Dataset records:

———

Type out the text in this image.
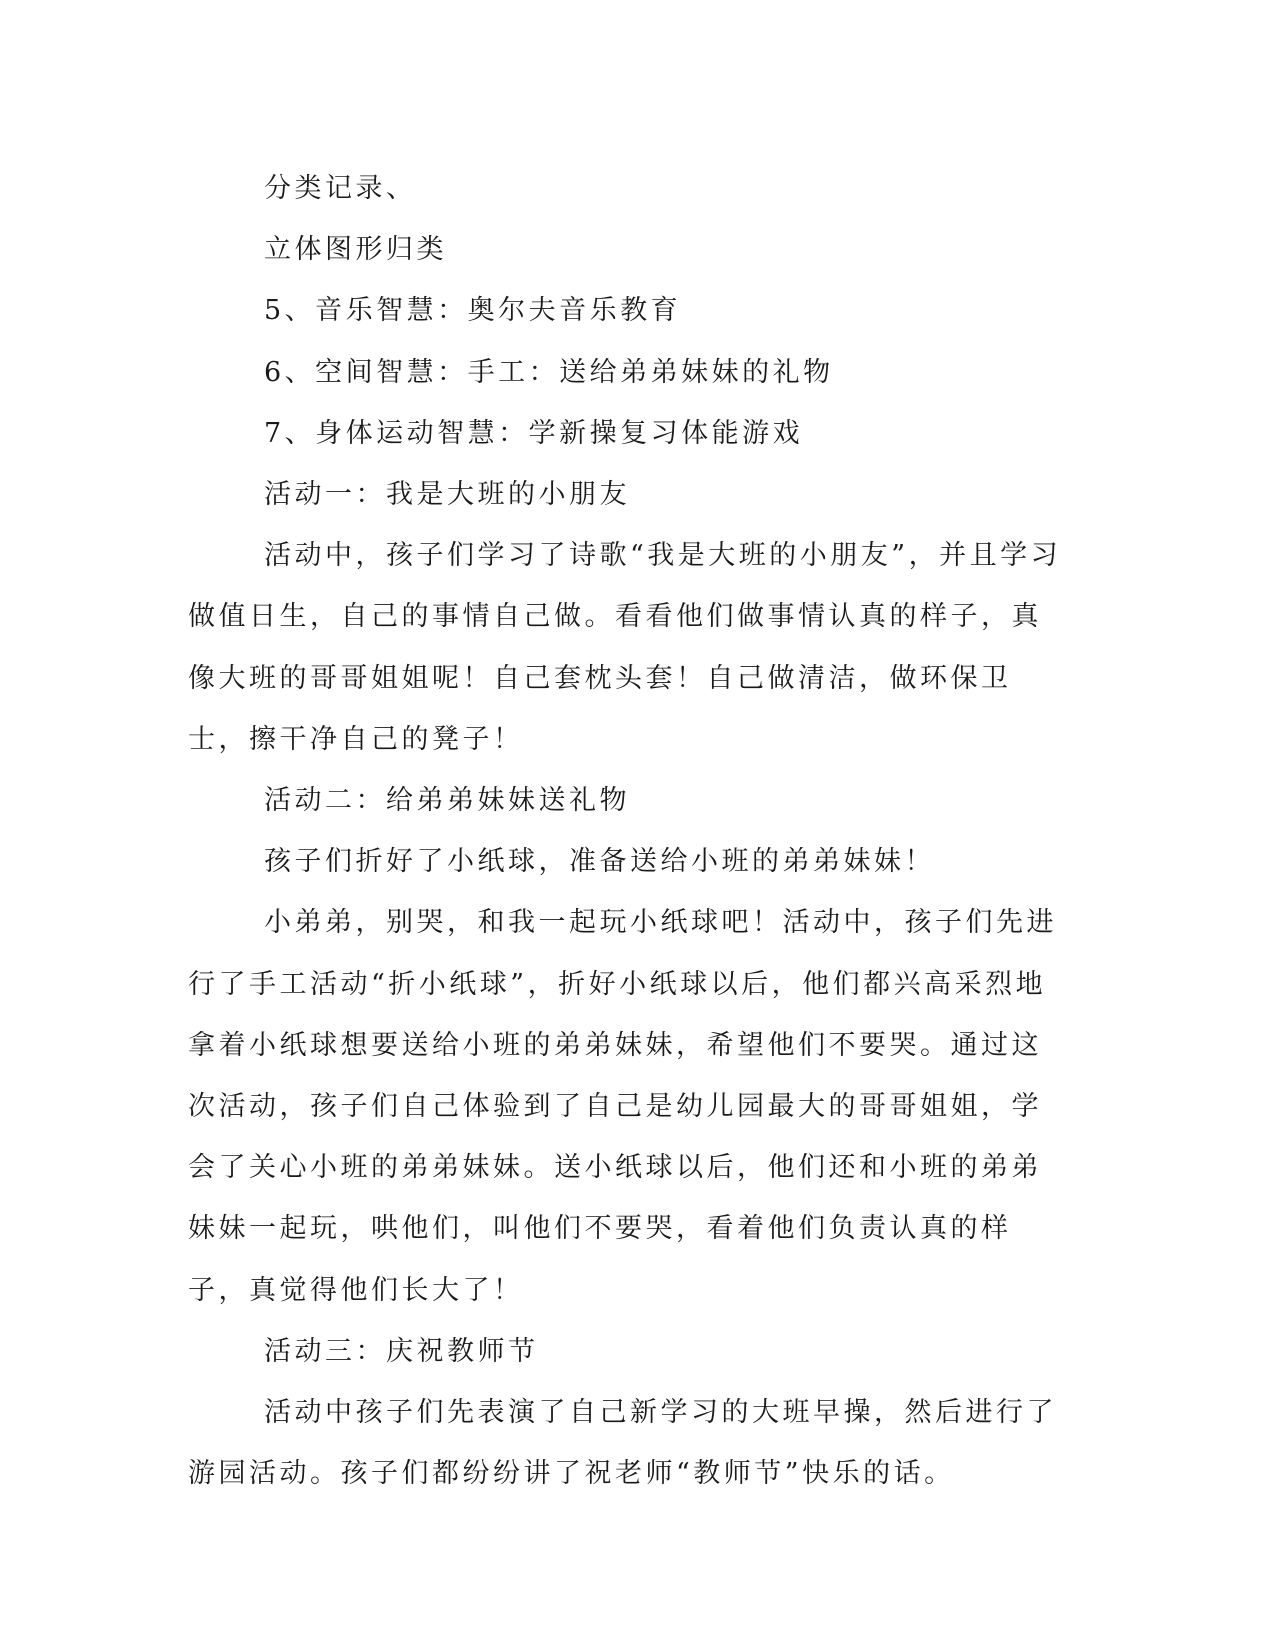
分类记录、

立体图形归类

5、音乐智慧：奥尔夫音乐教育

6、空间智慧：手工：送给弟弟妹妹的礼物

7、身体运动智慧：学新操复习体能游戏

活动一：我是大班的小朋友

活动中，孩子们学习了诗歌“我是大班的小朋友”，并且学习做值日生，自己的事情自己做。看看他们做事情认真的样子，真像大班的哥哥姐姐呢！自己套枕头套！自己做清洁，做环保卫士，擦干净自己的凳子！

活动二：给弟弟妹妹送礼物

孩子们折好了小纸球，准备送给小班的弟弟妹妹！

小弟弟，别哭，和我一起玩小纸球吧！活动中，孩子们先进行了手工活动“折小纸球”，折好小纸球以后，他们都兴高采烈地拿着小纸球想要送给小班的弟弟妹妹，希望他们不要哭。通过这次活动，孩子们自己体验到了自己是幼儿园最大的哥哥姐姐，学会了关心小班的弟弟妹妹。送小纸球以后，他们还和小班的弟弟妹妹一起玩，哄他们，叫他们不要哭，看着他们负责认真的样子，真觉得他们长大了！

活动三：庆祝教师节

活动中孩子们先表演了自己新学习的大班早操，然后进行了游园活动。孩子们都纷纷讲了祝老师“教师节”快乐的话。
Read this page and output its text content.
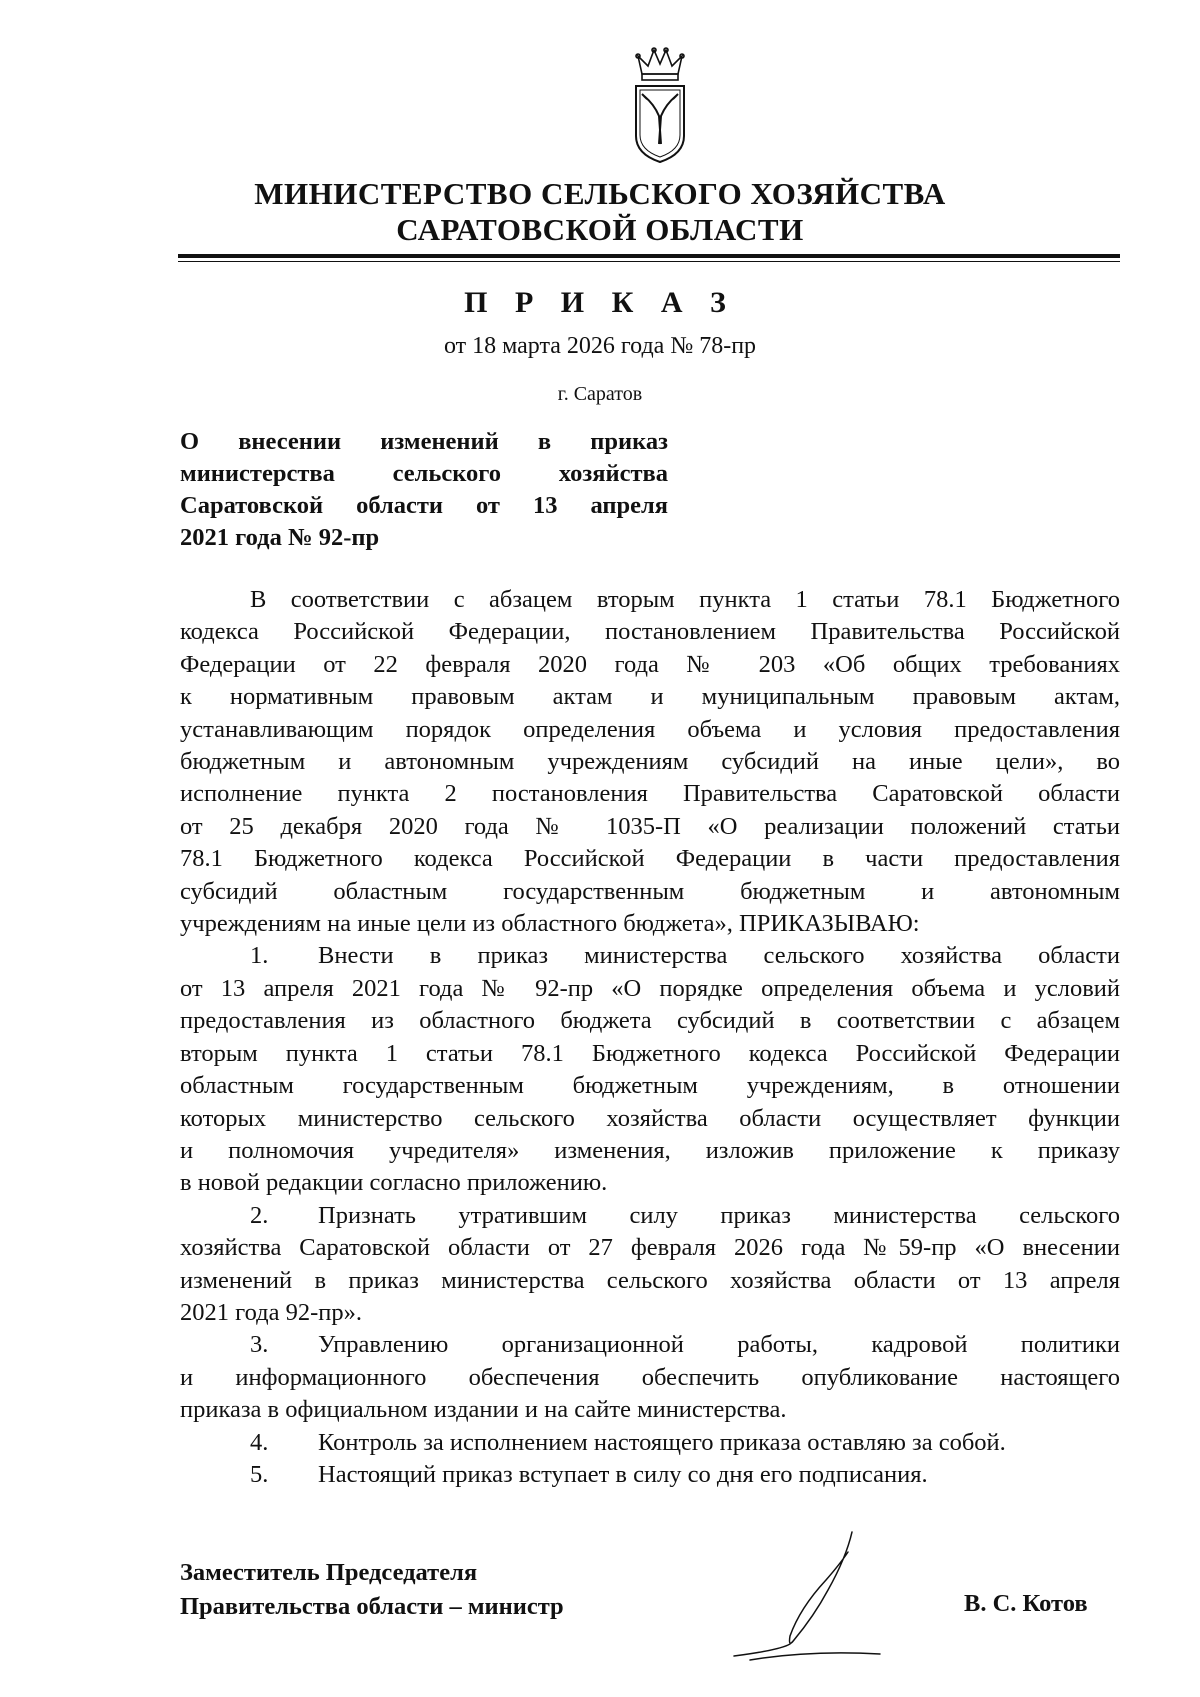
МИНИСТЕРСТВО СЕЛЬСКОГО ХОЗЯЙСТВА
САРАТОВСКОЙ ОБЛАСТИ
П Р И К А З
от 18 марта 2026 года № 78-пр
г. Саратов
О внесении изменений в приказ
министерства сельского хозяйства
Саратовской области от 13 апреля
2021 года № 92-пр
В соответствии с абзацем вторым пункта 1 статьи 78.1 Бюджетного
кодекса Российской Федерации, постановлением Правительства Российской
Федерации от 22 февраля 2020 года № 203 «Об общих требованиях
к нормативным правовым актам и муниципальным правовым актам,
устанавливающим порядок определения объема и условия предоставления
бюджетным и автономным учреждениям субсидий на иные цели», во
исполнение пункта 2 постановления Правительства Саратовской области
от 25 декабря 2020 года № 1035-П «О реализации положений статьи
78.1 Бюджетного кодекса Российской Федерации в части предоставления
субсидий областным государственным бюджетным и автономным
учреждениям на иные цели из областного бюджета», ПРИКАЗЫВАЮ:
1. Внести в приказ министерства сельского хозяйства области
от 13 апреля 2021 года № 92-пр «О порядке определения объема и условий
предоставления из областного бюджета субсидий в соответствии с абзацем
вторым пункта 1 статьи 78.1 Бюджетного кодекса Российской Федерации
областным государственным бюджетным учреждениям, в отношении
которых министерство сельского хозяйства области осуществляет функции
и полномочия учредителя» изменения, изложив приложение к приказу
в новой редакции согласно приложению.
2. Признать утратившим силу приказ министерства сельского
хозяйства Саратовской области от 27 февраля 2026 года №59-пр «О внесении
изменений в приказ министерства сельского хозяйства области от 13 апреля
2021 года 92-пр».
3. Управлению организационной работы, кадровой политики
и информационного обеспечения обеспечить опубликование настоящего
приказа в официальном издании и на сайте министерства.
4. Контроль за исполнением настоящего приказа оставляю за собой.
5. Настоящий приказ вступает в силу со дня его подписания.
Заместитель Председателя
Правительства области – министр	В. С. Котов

———

Goal of the exercise: Copy the records above exactly. The pictures are not part of the copy.

Output of the exercise:
Type out the text in this image.
分类记录、

立体图形归类

5、音乐智慧：奥尔夫音乐教育

6、空间智慧：手工：送给弟弟妹妹的礼物

7、身体运动智慧：学新操复习体能游戏

活动一：我是大班的小朋友

活动中，孩子们学习了诗歌“我是大班的小朋友”，并且学习做值日生，自己的事情自己做。看看他们做事情认真的样子，真像大班的哥哥姐姐呢！自己套枕头套！自己做清洁，做环保卫士，擦干净自己的凳子！

活动二：给弟弟妹妹送礼物

孩子们折好了小纸球，准备送给小班的弟弟妹妹！

小弟弟，别哭，和我一起玩小纸球吧！活动中，孩子们先进行了手工活动“折小纸球”，折好小纸球以后，他们都兴高采烈地拿着小纸球想要送给小班的弟弟妹妹，希望他们不要哭。通过这次活动，孩子们自己体验到了自己是幼儿园最大的哥哥姐姐，学会了关心小班的弟弟妹妹。送小纸球以后，他们还和小班的弟弟妹妹一起玩，哄他们，叫他们不要哭，看着他们负责认真的样子，真觉得他们长大了！

活动三：庆祝教师节

活动中孩子们先表演了自己新学习的大班早操，然后进行了游园活动。孩子们都纷纷讲了祝老师“教师节”快乐的话。
Read this page and output its text content.
МИНИСТЕРСТВО СЕЛЬСКОГО ХОЗЯЙСТВА
САРАТОВСКОЙ ОБЛАСТИ
П Р И К А З
от 18 марта 2026 года № 78-пр
г. Саратов
О внесении изменений в приказ
министерства сельского хозяйства
Саратовской области от 13 апреля
2021 года № 92-пр
В соответствии с абзацем вторым пункта 1 статьи 78.1 Бюджетного
кодекса Российской Федерации, постановлением Правительства Российской
Федерации от 22 февраля 2020 года № 203 «Об общих требованиях
к нормативным правовым актам и муниципальным правовым актам,
устанавливающим порядок определения объема и условия предоставления
бюджетным и автономным учреждениям субсидий на иные цели», во
исполнение пункта 2 постановления Правительства Саратовской области
от 25 декабря 2020 года № 1035-П «О реализации положений статьи
78.1 Бюджетного кодекса Российской Федерации в части предоставления
субсидий областным государственным бюджетным и автономным
учреждениям на иные цели из областного бюджета», ПРИКАЗЫВАЮ:
1. Внести в приказ министерства сельского хозяйства области
от 13 апреля 2021 года № 92-пр «О порядке определения объема и условий
предоставления из областного бюджета субсидий в соответствии с абзацем
вторым пункта 1 статьи 78.1 Бюджетного кодекса Российской Федерации
областным государственным бюджетным учреждениям, в отношении
которых министерство сельского хозяйства области осуществляет функции
и полномочия учредителя» изменения, изложив приложение к приказу
в новой редакции согласно приложению.
2. Признать утратившим силу приказ министерства сельского
хозяйства Саратовской области от 27 февраля 2026 года №59-пр «О внесении
изменений в приказ министерства сельского хозяйства области от 13 апреля
2021 года 92-пр».
3. Управлению организационной работы, кадровой политики
и информационного обеспечения обеспечить опубликование настоящего
приказа в официальном издании и на сайте министерства.
4. Контроль за исполнением настоящего приказа оставляю за собой.
5. Настоящий приказ вступает в силу со дня его подписания.
Заместитель Председателя
Правительства области – министр	В. С. Котов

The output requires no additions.